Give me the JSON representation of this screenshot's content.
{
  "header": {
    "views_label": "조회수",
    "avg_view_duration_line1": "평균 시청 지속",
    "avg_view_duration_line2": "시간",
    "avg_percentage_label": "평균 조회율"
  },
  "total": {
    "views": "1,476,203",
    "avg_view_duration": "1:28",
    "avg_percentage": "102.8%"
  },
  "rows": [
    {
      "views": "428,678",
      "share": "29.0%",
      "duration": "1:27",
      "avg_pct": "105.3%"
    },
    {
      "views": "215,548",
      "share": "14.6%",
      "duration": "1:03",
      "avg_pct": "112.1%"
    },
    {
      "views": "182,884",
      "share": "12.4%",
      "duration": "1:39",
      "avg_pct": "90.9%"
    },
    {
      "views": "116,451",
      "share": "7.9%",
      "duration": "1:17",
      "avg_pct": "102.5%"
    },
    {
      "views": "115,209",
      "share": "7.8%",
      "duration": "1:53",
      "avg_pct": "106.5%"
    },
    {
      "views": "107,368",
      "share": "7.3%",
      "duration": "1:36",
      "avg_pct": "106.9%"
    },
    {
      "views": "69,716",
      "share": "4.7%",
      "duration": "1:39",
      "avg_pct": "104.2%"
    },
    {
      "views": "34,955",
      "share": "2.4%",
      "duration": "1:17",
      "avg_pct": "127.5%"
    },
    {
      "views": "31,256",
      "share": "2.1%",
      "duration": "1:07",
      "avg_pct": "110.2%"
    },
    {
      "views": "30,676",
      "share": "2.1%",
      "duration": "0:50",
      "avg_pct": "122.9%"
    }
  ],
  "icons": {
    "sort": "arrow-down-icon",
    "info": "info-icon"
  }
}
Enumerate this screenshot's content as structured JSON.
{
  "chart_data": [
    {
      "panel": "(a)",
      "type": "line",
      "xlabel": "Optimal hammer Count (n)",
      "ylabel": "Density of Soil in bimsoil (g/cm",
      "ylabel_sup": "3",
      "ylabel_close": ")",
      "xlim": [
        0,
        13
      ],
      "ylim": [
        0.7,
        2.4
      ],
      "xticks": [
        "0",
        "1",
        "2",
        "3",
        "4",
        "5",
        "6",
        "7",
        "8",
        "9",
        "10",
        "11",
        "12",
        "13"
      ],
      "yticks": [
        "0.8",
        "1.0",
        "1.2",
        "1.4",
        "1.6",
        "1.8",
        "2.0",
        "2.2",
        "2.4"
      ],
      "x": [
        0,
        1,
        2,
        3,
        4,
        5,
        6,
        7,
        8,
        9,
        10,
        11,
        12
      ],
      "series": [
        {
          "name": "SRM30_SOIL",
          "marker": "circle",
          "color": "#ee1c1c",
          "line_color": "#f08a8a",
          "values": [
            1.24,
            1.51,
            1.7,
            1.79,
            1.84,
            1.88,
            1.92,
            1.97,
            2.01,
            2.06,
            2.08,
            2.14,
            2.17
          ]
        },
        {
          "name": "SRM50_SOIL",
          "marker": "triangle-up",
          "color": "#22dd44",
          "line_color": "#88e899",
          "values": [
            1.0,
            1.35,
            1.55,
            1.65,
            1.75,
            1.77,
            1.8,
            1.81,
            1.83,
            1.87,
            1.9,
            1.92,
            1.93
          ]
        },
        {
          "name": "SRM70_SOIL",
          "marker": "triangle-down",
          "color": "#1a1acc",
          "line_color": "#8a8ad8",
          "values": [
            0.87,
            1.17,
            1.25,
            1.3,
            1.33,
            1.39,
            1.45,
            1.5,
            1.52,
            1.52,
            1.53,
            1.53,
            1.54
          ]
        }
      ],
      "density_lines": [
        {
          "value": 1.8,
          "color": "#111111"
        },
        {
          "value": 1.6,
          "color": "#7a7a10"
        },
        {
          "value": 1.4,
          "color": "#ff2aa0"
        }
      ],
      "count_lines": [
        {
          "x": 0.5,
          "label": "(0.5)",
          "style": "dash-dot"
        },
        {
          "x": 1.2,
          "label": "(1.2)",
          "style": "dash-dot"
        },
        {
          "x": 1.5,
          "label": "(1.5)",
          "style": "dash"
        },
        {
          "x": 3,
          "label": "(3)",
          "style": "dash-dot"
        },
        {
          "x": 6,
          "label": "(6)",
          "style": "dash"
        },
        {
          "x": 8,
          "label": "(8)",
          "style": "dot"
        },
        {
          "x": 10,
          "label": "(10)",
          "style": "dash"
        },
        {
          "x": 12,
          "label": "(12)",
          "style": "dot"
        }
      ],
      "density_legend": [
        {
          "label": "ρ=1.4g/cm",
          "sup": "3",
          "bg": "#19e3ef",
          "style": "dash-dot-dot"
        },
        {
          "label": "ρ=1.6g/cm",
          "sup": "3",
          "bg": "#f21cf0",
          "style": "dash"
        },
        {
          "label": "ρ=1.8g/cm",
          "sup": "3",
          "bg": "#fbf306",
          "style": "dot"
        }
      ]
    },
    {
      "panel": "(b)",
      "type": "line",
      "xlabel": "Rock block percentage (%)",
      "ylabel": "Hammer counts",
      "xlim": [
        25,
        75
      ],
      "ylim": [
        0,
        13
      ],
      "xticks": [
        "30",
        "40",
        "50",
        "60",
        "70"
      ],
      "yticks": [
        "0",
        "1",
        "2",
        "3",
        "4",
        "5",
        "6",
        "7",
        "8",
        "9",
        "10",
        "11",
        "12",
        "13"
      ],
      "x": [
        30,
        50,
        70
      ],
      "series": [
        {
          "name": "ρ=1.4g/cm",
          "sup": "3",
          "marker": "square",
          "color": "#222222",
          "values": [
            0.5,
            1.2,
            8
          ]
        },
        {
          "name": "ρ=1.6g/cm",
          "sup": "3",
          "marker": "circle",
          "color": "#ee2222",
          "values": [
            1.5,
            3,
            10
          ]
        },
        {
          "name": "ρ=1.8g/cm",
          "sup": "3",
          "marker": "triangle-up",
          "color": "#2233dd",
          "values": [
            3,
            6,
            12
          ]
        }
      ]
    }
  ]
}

** Problem to solve **
Copy every line that includes the string "screenshot" from the material above.

** Response for this exercise **
Give me the JSON representation of this screenshot's content.
Enumerate this screenshot's content as structured JSON.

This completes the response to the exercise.